Stored data
— Start —
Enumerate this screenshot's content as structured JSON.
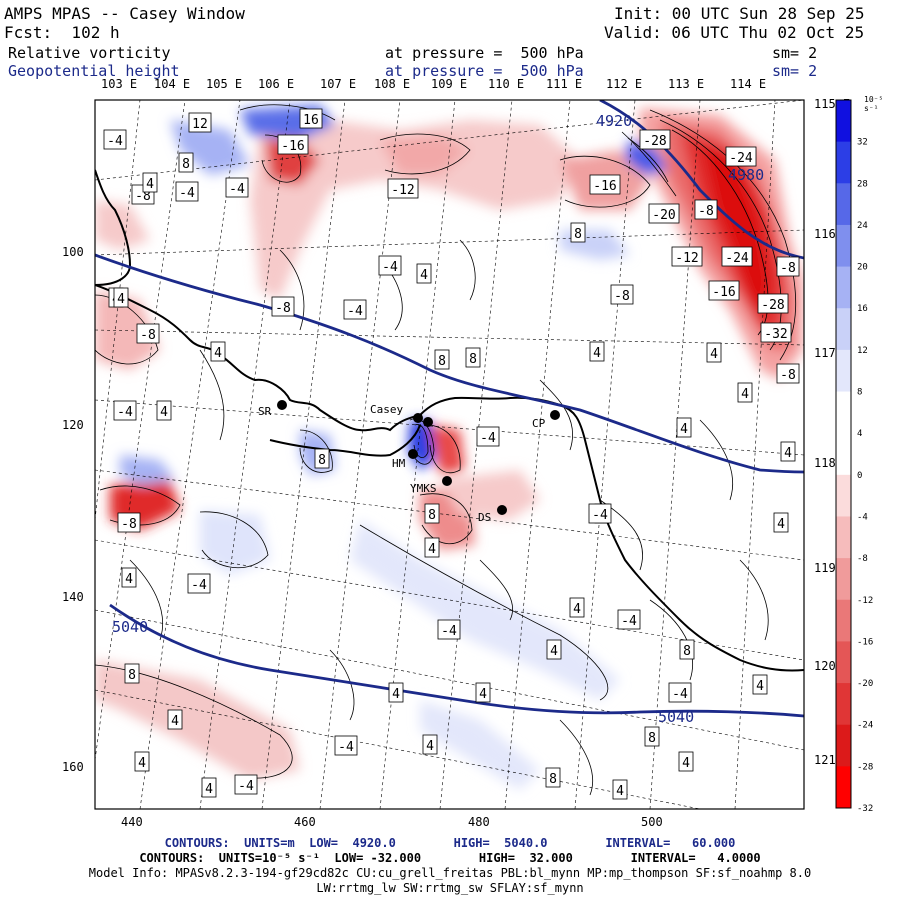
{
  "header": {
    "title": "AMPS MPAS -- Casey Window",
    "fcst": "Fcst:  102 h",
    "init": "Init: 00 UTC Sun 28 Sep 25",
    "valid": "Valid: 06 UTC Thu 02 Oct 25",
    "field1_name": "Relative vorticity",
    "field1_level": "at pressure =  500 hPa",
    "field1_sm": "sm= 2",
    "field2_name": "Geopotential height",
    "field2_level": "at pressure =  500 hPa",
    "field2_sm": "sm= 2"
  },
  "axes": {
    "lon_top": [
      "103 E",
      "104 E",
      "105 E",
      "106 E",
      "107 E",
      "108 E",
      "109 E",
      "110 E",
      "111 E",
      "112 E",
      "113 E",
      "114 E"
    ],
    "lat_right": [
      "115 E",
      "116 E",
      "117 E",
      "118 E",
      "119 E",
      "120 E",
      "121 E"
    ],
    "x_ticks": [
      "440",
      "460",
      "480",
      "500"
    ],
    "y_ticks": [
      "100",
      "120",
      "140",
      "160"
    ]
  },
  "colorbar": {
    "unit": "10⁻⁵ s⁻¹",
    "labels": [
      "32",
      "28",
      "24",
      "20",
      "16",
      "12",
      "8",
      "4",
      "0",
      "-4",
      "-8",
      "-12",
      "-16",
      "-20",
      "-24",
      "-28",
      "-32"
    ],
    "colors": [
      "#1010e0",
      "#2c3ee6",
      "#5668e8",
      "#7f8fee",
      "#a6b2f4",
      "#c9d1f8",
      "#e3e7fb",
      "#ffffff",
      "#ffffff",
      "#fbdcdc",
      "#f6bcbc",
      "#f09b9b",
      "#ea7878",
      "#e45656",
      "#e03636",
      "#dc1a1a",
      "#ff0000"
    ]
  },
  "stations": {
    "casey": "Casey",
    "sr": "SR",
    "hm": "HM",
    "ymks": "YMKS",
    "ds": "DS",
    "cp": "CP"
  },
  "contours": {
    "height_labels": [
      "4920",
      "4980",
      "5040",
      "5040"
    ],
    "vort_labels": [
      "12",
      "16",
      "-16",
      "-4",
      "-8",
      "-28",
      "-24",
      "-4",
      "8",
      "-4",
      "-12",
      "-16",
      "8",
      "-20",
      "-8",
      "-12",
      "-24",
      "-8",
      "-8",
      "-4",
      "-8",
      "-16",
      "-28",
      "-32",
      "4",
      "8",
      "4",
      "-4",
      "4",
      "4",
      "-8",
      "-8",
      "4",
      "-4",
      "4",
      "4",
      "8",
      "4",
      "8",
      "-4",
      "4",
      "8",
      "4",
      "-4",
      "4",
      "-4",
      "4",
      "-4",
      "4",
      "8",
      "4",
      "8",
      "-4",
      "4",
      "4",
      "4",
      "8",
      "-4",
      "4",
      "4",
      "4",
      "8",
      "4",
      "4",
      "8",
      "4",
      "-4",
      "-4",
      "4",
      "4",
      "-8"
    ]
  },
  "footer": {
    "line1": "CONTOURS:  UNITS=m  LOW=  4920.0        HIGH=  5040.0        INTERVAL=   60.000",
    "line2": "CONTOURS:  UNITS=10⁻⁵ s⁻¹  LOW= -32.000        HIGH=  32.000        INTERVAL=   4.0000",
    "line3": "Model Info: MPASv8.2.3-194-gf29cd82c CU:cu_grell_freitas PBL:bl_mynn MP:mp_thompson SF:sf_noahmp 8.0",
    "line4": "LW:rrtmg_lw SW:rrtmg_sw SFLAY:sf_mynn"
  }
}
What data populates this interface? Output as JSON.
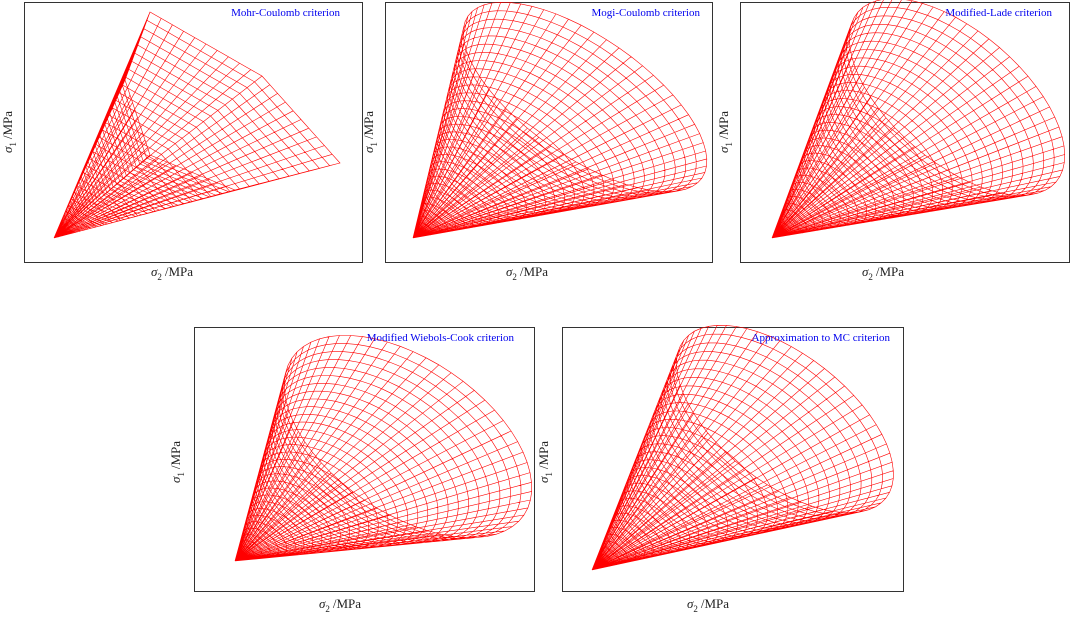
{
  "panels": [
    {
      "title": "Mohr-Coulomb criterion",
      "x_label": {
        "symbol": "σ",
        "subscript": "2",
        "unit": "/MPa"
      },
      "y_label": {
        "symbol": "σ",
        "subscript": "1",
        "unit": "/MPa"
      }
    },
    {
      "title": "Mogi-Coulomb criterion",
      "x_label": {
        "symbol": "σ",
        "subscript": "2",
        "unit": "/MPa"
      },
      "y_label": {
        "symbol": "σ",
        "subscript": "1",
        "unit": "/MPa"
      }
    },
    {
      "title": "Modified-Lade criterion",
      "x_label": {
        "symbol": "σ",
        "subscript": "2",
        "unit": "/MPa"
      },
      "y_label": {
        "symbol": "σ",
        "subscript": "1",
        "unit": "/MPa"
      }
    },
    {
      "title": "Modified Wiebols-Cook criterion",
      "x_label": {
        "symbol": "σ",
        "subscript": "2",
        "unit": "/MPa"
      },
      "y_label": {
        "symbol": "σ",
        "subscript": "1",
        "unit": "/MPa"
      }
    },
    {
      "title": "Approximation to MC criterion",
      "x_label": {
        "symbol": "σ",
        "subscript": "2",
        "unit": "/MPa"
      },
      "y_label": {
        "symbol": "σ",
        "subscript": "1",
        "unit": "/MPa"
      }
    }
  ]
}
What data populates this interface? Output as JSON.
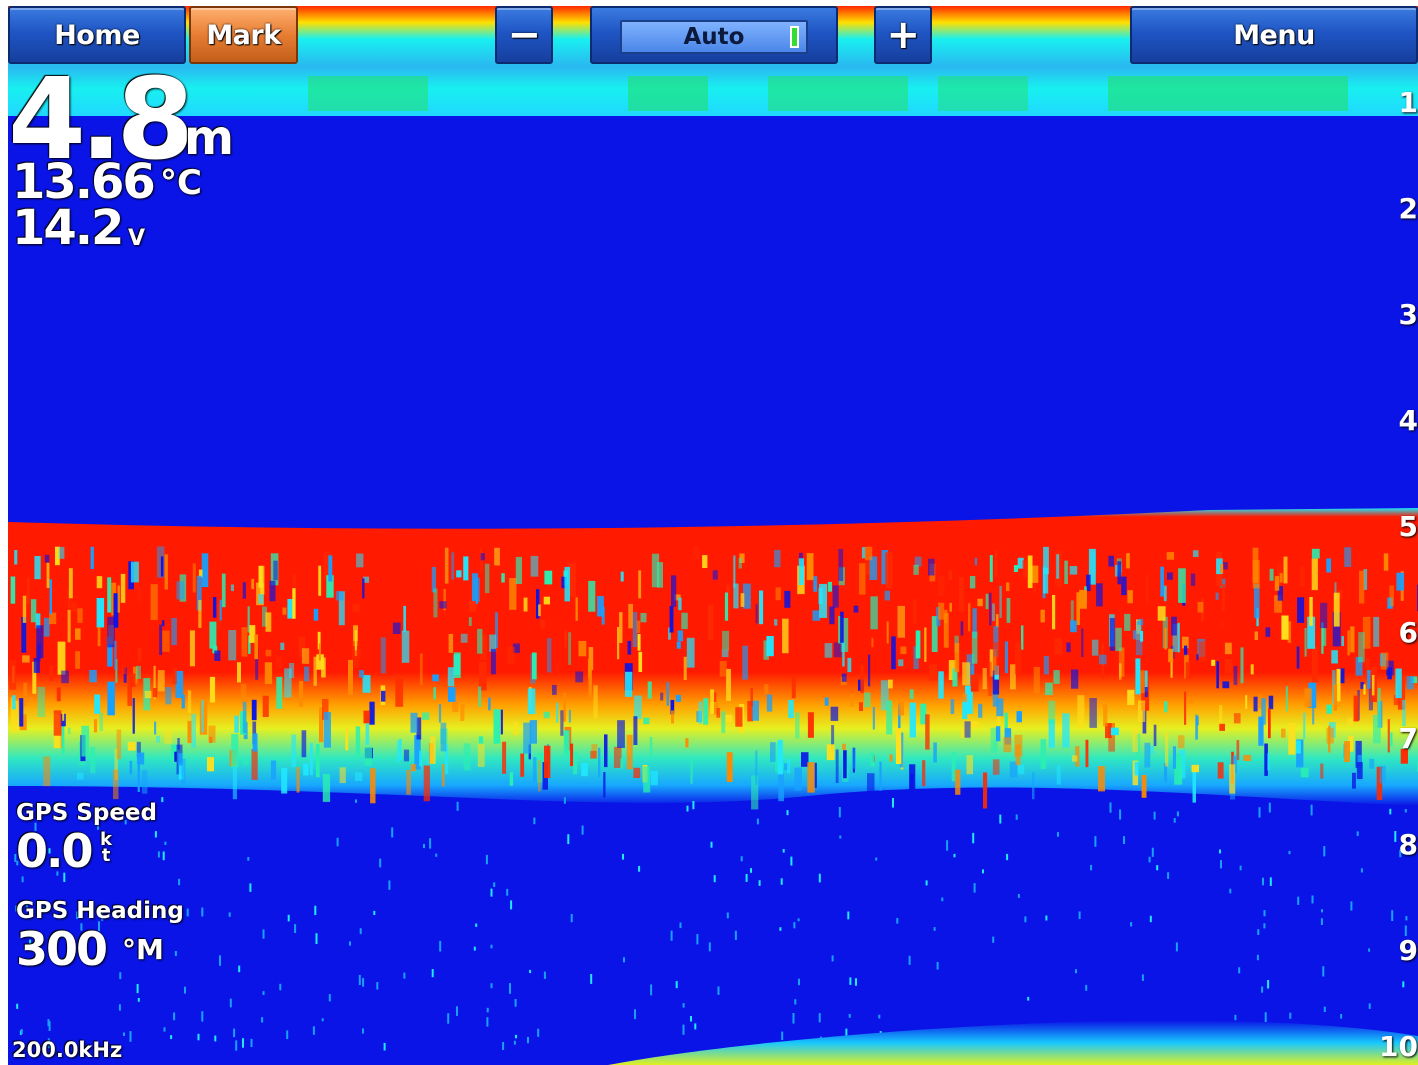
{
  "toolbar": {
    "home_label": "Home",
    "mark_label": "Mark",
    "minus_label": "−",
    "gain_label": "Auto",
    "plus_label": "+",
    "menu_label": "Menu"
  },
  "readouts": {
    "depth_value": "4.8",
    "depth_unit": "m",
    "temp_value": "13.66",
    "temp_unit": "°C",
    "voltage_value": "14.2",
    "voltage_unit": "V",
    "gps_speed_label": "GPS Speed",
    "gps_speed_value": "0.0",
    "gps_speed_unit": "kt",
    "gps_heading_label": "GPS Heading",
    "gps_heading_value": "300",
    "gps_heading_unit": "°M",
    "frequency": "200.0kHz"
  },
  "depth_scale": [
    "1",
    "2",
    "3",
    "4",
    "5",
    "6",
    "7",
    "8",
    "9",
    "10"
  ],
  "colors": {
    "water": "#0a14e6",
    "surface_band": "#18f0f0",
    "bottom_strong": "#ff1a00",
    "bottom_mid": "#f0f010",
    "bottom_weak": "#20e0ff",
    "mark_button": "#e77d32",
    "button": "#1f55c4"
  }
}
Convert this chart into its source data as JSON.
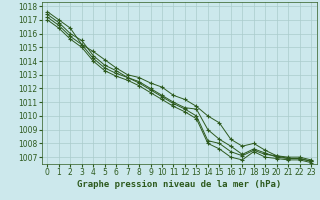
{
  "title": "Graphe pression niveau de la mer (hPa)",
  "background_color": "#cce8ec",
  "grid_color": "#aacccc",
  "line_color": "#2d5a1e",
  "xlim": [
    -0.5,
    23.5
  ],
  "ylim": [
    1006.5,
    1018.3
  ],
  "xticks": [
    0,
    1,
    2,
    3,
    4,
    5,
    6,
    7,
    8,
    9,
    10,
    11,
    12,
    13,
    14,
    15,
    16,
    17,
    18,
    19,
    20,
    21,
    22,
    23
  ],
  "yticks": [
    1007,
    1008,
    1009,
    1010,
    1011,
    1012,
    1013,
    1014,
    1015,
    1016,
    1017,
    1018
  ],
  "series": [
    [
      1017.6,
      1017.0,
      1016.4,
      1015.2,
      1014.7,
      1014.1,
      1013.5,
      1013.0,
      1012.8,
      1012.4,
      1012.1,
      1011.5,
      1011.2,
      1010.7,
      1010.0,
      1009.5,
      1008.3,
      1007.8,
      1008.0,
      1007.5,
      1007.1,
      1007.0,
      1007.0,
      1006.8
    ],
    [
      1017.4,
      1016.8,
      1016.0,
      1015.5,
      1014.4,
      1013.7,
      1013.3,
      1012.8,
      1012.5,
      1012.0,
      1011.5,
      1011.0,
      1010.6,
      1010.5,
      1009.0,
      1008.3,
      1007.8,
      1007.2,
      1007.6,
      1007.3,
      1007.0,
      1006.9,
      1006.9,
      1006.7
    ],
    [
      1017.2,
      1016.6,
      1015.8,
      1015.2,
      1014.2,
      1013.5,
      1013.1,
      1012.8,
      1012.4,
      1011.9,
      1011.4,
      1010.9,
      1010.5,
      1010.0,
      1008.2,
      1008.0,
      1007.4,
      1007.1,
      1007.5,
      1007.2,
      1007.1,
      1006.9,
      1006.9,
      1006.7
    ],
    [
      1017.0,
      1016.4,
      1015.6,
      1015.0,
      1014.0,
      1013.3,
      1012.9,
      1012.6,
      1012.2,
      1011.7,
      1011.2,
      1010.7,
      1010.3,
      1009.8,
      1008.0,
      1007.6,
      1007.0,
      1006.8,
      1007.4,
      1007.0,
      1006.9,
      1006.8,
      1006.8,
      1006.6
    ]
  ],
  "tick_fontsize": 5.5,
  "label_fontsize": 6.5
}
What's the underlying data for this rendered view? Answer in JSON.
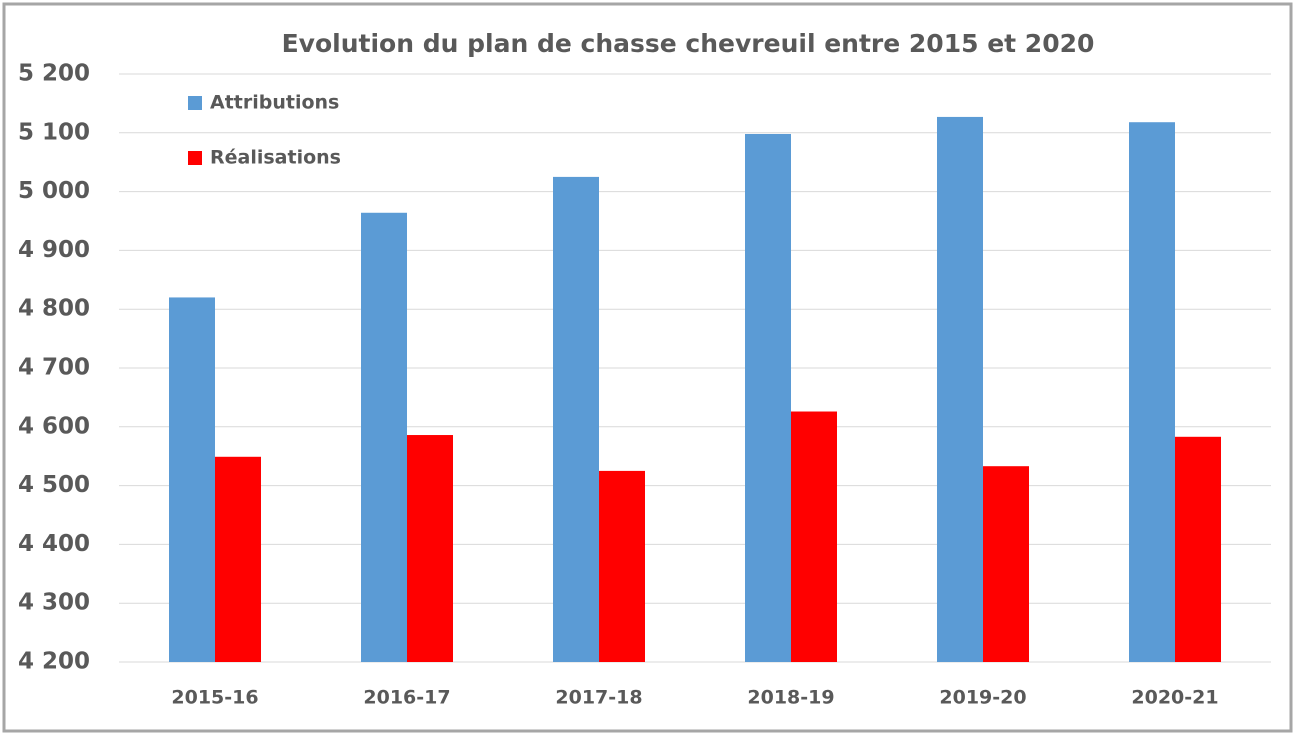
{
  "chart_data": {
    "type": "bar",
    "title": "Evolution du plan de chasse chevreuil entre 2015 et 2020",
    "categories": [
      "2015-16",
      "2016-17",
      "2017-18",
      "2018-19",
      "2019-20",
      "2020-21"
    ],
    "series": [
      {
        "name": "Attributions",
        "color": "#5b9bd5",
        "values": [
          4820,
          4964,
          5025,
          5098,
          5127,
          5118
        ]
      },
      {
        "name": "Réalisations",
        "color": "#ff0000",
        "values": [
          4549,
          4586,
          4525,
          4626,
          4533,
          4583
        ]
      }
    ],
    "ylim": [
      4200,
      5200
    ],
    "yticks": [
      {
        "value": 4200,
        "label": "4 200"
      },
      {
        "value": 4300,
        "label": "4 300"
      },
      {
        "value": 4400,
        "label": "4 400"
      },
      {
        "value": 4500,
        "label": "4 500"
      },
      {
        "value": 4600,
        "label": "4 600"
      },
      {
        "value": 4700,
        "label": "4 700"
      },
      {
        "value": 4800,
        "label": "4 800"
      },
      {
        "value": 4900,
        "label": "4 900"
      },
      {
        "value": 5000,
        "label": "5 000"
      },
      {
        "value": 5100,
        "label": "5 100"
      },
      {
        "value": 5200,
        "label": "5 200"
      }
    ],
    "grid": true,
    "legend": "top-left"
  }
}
— End —
> _What you should do_:
Track down every line holding the string "INTERVAL" and copy it.

> _Output of the task_:
    "line1": "CONTOURS:  UNITS=m  LOW=  4920.0        HIGH=  5040.0        INTERVAL=   60.000",
    "line2": "CONTOURS:  UNITS=10⁻⁵ s⁻¹  LOW= -32.000        HIGH=  32.000        INTERVAL=   4.0000",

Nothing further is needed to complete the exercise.